Give only the number of lines where "this" occurs.

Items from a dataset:
* * * * * * * * *

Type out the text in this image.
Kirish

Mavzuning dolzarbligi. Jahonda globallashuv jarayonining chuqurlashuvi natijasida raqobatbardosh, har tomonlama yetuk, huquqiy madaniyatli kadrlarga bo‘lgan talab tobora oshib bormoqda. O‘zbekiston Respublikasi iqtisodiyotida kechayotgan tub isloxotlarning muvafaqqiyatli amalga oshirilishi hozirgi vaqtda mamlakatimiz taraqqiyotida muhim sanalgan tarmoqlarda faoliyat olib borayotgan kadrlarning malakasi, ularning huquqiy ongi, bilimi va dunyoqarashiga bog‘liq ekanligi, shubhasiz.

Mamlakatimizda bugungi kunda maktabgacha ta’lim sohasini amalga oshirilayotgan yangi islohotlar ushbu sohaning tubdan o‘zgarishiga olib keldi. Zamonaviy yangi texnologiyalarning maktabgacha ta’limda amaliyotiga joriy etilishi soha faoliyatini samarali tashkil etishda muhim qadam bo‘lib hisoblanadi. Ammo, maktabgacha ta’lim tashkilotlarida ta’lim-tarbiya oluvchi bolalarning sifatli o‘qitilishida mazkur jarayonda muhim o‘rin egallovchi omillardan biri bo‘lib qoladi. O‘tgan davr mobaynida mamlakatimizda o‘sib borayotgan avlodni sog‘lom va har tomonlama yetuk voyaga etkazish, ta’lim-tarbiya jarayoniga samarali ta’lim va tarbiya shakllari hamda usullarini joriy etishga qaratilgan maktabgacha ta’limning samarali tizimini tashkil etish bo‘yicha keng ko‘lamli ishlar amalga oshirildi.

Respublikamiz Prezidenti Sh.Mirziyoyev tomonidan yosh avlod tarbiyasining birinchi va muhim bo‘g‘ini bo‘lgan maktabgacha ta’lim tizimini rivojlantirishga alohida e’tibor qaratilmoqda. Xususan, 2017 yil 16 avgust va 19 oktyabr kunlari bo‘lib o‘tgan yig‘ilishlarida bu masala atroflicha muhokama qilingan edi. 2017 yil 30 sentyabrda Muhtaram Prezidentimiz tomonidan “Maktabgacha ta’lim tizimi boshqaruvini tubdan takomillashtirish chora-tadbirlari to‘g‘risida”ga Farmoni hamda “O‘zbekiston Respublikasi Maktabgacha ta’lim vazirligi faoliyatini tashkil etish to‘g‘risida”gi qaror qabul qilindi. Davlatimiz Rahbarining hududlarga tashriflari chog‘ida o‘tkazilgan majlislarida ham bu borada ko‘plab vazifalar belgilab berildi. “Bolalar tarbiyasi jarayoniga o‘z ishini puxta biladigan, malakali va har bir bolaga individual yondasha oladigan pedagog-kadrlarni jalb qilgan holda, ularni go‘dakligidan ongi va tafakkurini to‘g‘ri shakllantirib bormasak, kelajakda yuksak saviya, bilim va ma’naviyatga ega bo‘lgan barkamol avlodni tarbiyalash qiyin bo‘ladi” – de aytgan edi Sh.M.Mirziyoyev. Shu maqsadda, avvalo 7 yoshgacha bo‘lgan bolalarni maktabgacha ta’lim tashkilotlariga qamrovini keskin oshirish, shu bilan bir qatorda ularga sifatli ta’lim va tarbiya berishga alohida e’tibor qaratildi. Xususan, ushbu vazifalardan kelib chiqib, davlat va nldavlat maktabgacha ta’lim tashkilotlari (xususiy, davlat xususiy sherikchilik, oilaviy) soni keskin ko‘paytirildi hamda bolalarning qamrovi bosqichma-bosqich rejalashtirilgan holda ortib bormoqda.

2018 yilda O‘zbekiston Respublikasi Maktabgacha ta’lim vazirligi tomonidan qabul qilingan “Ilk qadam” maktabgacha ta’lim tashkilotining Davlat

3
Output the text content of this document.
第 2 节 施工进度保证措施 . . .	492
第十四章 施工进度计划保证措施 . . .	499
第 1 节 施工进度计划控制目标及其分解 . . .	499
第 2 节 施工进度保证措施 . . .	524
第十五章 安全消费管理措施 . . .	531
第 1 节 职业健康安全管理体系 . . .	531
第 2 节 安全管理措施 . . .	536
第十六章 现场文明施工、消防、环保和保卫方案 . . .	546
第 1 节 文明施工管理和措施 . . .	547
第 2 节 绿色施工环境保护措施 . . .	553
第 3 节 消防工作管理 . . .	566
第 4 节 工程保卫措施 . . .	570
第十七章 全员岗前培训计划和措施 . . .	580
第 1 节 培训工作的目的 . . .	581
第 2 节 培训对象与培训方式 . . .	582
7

* * * * * * * * *

[RESPONSE TO THE TASK]
2